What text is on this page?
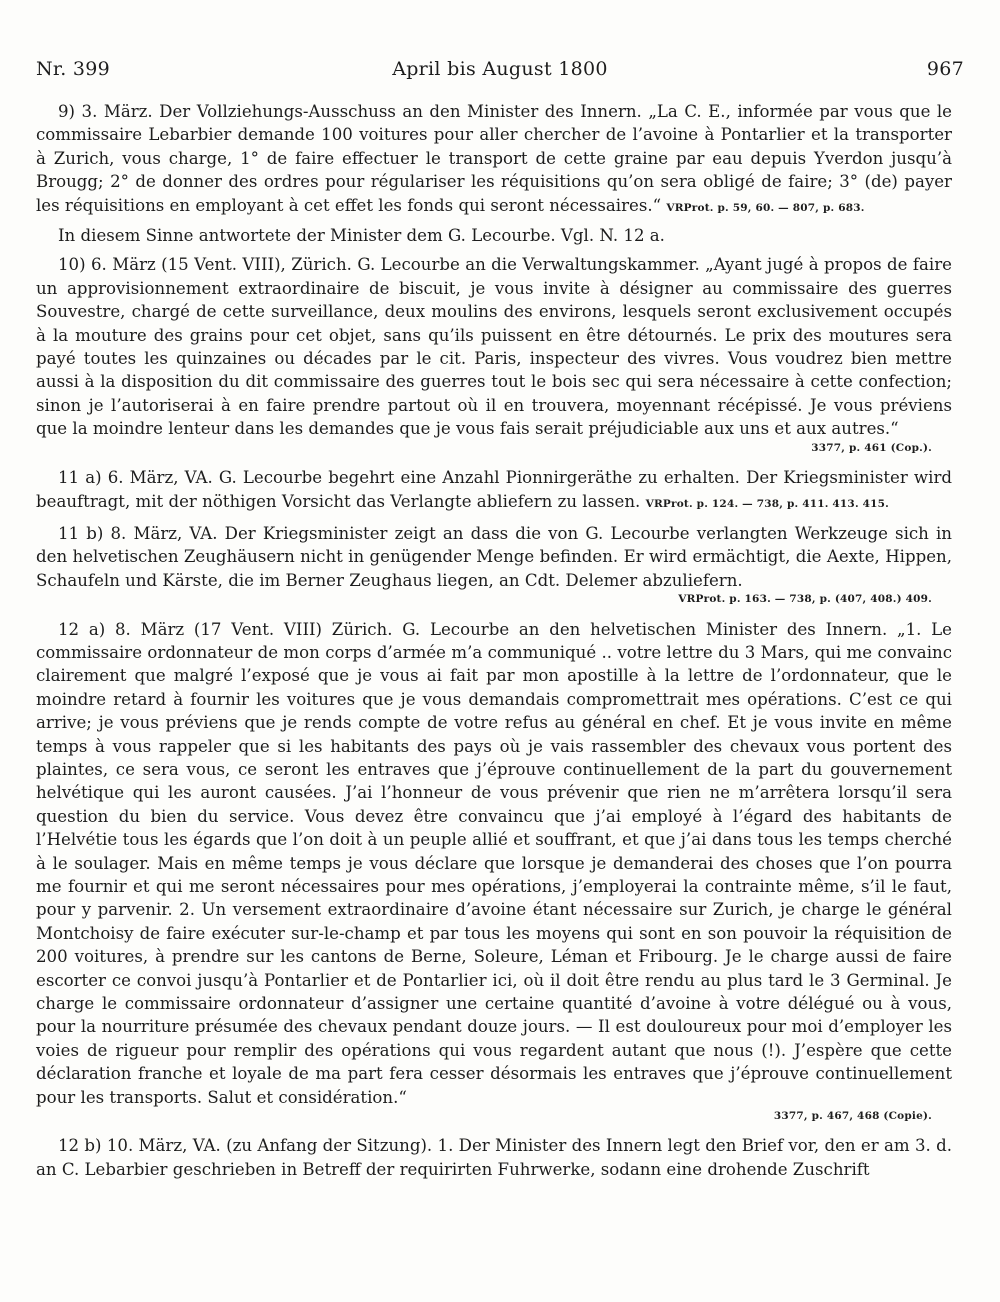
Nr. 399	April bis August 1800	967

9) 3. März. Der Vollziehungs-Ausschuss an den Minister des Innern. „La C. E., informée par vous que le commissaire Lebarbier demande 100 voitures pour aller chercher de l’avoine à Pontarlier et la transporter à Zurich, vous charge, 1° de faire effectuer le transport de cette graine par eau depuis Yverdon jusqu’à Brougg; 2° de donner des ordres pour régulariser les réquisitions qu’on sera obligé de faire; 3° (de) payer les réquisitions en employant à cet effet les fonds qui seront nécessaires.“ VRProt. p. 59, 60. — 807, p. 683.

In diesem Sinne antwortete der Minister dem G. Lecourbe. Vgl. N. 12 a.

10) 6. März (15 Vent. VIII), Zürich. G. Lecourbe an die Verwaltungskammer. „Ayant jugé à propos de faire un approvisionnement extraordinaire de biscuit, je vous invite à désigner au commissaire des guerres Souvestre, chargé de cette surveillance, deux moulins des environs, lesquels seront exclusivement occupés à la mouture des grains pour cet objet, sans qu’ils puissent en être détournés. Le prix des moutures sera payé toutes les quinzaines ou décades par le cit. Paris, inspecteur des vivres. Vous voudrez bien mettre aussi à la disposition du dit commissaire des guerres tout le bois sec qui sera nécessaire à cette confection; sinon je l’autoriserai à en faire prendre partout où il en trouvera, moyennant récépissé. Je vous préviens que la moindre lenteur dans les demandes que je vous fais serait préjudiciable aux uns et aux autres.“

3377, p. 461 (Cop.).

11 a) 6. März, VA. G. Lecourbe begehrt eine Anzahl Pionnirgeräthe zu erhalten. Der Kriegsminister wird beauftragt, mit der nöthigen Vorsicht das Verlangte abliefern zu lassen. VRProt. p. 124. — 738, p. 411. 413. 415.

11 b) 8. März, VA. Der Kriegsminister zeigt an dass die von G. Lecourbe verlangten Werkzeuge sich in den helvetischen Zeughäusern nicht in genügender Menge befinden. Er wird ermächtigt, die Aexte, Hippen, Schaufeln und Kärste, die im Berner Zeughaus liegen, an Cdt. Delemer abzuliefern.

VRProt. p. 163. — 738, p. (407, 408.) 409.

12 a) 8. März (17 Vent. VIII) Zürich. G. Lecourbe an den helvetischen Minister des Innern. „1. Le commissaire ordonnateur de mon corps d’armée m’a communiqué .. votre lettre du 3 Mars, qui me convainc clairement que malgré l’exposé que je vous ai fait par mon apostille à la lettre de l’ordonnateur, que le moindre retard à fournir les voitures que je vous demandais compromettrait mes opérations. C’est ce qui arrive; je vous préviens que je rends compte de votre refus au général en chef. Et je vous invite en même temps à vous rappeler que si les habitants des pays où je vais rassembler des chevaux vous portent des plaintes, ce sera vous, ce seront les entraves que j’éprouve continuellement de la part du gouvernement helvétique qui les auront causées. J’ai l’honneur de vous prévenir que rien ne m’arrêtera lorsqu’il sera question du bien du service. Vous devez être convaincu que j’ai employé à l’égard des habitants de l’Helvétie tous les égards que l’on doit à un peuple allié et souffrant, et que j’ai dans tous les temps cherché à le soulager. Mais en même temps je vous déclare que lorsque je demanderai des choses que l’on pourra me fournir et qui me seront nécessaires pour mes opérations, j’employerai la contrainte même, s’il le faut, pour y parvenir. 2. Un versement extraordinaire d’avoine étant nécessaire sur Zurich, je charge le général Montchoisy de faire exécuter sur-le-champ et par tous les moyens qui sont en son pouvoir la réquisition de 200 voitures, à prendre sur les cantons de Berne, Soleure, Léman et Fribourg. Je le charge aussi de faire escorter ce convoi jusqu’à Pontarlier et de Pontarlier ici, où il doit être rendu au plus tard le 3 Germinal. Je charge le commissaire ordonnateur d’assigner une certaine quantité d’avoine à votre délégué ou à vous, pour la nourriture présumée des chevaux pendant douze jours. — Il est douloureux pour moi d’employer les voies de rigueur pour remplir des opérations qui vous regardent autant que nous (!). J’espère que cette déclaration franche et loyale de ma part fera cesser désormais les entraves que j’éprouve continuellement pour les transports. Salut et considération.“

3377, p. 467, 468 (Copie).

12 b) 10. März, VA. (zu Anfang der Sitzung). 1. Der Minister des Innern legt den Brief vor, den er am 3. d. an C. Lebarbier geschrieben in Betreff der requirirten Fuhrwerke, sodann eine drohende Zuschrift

☆ ☆ ☆

Across the entries, how many lines contain "wird"? Reply with the number only.

Finished task: 2